Material supplied:
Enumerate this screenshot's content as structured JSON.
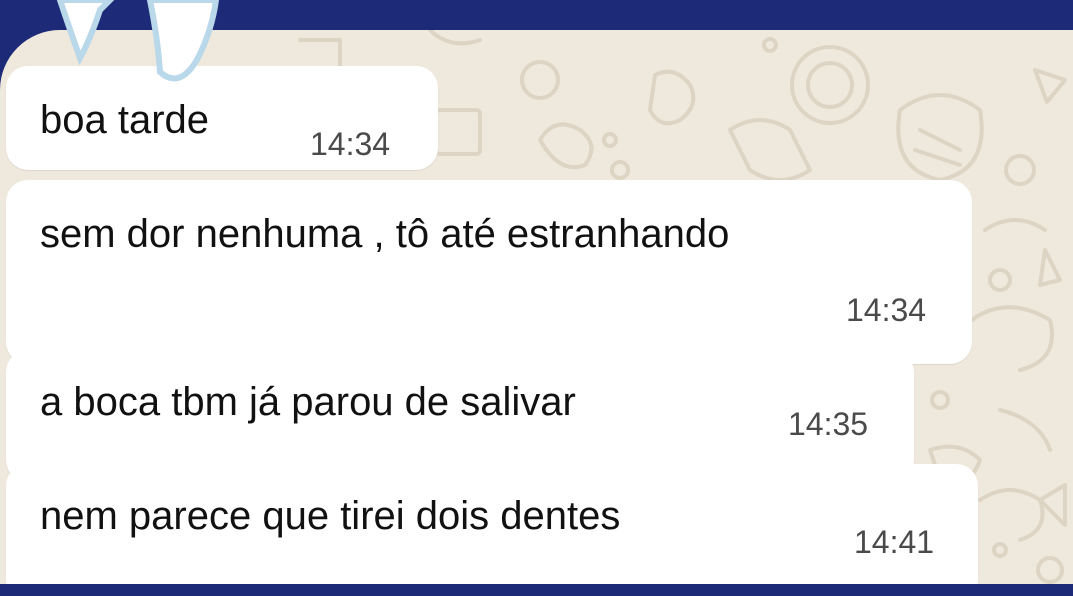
{
  "theme": {
    "frame_color": "#1c2a78",
    "chat_background": "#efe8dc",
    "bubble_color": "#ffffff",
    "text_color": "#111111",
    "time_color": "#4a4a4a"
  },
  "messages": [
    {
      "text": "boa tarde",
      "time": "14:34"
    },
    {
      "text": "sem dor nenhuma , tô até estranhando",
      "time": "14:34"
    },
    {
      "text": "a boca tbm já parou de salivar",
      "time": "14:35"
    },
    {
      "text": "nem parece que tirei dois dentes",
      "time": "14:41"
    }
  ],
  "decorations": {
    "sticker_icon": "tooth-sticker-icon",
    "wallpaper_icon": "doodle-wallpaper-icon"
  }
}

Work to complete:
Above are records with pictures; repeat the records exactly and leave the pictures out.

Answer to this task:
Enumerate this screenshot's content as structured JSON.
{
  "theme": {
    "frame_color": "#1c2a78",
    "chat_background": "#efe8dc",
    "bubble_color": "#ffffff",
    "text_color": "#111111",
    "time_color": "#4a4a4a"
  },
  "messages": [
    {
      "text": "boa tarde",
      "time": "14:34"
    },
    {
      "text": "sem dor nenhuma , tô até estranhando",
      "time": "14:34"
    },
    {
      "text": "a boca tbm já parou de salivar",
      "time": "14:35"
    },
    {
      "text": "nem parece que tirei dois dentes",
      "time": "14:41"
    }
  ],
  "decorations": {
    "sticker_icon": "tooth-sticker-icon",
    "wallpaper_icon": "doodle-wallpaper-icon"
  }
}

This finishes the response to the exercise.